▶ _WRITTEN PROBLEM_: Only lines with the string "rotular" matter here; gather them from the material below.

━━━━━ MATERIAL FOR THE TASK ━━━━━

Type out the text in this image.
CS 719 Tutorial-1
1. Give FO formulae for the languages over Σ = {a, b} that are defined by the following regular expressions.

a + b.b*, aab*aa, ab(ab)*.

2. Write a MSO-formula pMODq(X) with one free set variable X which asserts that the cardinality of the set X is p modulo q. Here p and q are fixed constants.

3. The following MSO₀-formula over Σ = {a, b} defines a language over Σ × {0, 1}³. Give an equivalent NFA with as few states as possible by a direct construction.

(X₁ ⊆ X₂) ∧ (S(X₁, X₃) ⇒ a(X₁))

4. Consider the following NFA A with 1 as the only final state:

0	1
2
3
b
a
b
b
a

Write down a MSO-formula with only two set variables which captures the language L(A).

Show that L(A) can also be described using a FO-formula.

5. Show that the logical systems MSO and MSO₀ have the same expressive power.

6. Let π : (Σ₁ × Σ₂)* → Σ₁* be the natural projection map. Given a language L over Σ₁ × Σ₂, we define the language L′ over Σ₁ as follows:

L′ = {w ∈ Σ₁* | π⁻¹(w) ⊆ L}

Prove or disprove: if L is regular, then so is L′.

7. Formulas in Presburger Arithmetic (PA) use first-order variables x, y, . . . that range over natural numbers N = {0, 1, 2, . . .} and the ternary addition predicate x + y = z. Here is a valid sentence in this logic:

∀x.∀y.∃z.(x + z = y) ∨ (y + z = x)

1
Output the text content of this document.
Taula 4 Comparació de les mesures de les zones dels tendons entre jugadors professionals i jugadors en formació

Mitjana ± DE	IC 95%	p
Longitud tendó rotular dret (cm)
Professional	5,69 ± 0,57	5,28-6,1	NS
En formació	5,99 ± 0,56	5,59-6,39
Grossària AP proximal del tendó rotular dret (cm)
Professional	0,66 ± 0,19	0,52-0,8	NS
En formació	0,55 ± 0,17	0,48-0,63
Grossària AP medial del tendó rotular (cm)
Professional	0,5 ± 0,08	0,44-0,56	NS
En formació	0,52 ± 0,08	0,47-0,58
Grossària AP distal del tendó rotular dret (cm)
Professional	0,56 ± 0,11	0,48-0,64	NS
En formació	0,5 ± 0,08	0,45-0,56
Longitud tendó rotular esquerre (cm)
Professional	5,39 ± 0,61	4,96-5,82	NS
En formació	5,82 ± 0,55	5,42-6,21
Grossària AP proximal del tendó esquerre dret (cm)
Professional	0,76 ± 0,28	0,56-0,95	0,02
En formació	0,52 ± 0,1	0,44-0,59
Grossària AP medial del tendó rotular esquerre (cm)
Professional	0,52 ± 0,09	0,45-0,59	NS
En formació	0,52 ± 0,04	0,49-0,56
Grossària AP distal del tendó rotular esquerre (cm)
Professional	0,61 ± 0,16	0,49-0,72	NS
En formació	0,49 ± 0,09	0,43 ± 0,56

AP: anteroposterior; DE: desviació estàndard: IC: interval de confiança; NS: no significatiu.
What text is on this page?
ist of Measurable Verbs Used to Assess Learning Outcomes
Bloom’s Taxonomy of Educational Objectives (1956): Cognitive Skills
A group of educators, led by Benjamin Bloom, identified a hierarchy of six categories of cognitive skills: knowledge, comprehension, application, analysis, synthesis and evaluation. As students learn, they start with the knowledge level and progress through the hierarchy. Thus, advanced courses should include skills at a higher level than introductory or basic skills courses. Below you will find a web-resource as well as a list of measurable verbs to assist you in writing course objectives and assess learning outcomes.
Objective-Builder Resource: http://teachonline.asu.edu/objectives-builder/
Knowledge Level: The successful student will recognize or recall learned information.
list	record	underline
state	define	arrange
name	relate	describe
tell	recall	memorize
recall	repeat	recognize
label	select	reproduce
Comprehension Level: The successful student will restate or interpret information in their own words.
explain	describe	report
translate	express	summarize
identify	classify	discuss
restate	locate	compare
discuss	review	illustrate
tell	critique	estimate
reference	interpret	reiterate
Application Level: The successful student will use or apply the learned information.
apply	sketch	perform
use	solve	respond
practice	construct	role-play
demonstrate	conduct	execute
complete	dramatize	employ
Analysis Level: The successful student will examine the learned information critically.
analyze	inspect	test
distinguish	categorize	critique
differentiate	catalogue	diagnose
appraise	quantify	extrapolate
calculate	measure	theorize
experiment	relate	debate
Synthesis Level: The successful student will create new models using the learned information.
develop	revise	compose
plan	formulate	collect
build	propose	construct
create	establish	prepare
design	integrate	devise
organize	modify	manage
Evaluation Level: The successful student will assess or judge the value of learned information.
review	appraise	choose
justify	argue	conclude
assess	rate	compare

━━━━━

▶ _SOLUTION FOR THIS EXERCISE_:
Longitud tendó rotular dret (cm)
Grossària AP proximal del tendó rotular dret (cm)
Grossària AP medial del tendó rotular (cm)
Grossària AP distal del tendó rotular dret (cm)
Longitud tendó rotular esquerre (cm)
Grossària AP medial del tendó rotular esquerre (cm)
Grossària AP distal del tendó rotular esquerre (cm)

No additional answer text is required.